(DOCUMENT PASSAGE Opens)

CV – Congratulations on your wonderful new book Choosing Raw! What inspired you to write it?
GH – I think that the common perception of eating raw is that it’s a conversion experience, that the goal is to “go raw,” eventually. I wanted to show folks that you don’t have to choose between raw food and cooked. I wanted to demonstrate that you can integrate these eating styles (cooked and raw vegan fare) to create a varied, exciting, creative diet, without feeling any pressure to adhere to rules. Aside from that, I wanted to present a vision of veganism as it has always been for me: abundant, joyous, healthful, and conscientious.
CV – Do you have any favorite recipes from the book?
GH – Yes! The heat-free lentil and walnut tacos are a big favorite, as are the mediterranean cauliflower rice, the raw carrot falafel and hempseed tabouli, the raw fig bars, and the blueberry cheesecake. A few of the dressings are favorites, too, especially the spicy cilantro vinaigrette.

(DOCUMENT PASSAGE Closes)

**PROMPT A:**
From the Choosing Raw interview, extract the passage from "CV – Congratulations" to "from the book?".
**PROMPT B:**
For each statement below, decide whether it agrees with the Choosing Raw interview, and support each yes or no with the deciding words quoted from the interview. (i) The author wanted to show that readers must choose between raw food and cooked food. (ii) The raw fig bars are among the author's favorite recipes in the book. (iii) The author's favorite dressing is a lemon tahini dressing.
**PROMPT C:**
Continue the Choosing Raw interview from its last sentence.

(RECORDS SUPPLIED Opens)

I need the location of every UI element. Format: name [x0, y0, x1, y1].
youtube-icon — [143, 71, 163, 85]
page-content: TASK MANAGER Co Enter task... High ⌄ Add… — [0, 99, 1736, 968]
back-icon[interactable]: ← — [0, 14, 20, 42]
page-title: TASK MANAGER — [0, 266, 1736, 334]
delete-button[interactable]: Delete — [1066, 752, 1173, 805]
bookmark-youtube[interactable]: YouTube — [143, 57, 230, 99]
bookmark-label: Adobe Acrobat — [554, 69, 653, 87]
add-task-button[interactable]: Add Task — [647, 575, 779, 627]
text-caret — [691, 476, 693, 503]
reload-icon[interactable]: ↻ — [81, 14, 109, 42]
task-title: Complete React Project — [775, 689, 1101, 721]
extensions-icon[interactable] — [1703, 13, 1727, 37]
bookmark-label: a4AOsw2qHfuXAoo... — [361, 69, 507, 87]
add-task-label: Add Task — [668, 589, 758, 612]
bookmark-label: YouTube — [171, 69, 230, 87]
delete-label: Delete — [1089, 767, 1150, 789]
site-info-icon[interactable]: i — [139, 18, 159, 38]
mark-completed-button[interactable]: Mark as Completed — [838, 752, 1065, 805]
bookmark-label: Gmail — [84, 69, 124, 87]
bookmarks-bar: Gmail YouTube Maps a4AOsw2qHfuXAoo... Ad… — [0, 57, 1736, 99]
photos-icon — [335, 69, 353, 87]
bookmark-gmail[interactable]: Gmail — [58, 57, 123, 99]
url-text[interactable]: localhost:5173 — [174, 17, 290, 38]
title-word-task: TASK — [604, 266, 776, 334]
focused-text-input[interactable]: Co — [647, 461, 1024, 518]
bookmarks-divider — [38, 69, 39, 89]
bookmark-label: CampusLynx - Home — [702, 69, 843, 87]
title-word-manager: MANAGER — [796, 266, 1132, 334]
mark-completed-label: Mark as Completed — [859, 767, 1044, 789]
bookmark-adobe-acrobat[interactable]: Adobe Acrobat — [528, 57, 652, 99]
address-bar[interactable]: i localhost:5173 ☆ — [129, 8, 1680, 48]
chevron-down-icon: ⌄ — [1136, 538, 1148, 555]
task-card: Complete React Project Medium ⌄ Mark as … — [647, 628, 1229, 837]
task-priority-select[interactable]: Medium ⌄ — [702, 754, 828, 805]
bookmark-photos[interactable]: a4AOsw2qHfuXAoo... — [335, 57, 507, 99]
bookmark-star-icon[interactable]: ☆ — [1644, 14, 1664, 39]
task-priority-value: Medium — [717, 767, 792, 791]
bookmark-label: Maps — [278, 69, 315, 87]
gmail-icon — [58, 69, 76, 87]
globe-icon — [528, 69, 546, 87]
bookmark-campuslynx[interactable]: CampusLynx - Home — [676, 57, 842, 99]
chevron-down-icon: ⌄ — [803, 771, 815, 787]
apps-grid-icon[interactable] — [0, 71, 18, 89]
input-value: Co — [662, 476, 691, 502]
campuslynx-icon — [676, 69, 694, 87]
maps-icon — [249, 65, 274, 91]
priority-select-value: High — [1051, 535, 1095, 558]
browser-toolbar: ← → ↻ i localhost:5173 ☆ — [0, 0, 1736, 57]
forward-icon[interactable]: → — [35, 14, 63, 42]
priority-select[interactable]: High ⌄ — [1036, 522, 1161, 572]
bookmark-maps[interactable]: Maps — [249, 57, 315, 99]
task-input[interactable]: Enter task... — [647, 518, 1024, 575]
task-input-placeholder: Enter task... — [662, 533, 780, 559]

(RECORDS SUPPLIED Closes)

**TASK OUTPUT A:**
CV – Congratulations on your wonderful new book Choosing Raw! What inspired you to write it?
GH – I think that the common perception of eating raw is that it’s a conversion experience, that the goal is to “go raw,” eventually. I wanted to show folks that you don’t have to choose between raw food and cooked. I wanted to demonstrate that you can integrate these eating styles (cooked and raw vegan fare) to create a varied, exciting, creative diet, without feeling any pressure to adhere to rules. Aside from that, I wanted to present a vision of veganism as it has always been for me: abundant, joyous, healthful, and conscientious.
CV – Do you have any favorite recipes from the book?

**TASK OUTPUT B:**
(i) No: "I wanted to show folks that you don’t have to choose between raw food and cooked."
(ii) Yes: "the raw fig bars"
(iii) No: "especially the spicy cilantro vinaigrette"

**TASK OUTPUT C:**
CV – In your work as a nutritionist, do you find that there’s one myth about the vegan diet that’s most persistent? What can we do to dispel it?
GH – There’s a very harmful pattern I see a lot of these days, in which someone goes vegan, but then becomes convinced that her vegan diet isn’t “pure” or “clean” or healthful enough. She (or he) begins to winnow down food groups: grains, wheat, soy, oil, all sugar. Eventually, what’s left is a very narrow regime of vegetables and little else, no indulgences, no variety. It’s a dangerous place to be, because at that point one’s veganism–which could in theory be a robust, well rounded diet–has become the limited and paltry regime that so many critics believe it to be.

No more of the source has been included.